(Dataset rows about figures)
* * * * * * *

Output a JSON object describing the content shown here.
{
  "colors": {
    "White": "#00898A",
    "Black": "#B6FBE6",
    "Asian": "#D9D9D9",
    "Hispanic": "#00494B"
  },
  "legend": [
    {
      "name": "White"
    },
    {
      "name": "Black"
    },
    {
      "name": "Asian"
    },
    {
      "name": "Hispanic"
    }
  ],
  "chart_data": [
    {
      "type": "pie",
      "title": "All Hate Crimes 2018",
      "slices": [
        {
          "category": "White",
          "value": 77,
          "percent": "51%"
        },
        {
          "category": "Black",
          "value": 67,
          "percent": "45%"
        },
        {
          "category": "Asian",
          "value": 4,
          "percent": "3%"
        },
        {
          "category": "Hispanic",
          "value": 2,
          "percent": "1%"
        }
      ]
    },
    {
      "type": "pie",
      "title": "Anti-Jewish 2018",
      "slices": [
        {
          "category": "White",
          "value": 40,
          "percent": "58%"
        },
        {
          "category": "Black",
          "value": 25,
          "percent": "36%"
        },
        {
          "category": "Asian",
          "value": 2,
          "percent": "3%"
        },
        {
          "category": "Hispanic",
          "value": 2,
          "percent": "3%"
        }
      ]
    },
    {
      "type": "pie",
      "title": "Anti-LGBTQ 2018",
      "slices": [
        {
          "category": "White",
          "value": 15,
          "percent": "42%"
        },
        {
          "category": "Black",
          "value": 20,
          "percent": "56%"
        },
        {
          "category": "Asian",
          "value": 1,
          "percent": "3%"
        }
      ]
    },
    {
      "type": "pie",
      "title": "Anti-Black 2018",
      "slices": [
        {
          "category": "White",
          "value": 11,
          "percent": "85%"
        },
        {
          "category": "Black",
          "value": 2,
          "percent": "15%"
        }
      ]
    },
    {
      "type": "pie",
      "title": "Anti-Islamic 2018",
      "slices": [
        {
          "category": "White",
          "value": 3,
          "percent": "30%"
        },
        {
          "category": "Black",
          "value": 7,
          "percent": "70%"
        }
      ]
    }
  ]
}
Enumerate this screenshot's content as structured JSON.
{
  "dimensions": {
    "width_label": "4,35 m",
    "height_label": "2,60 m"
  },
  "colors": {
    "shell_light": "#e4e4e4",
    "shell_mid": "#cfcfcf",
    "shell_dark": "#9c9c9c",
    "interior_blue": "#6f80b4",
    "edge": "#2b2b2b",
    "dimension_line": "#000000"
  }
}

* * * * * * *

■ Task prompt
Copy every line of the listing where the word "name" appears.

■ Response
      "name": "White"
      "name": "Black"
      "name": "Asian"
      "name": "Hispanic"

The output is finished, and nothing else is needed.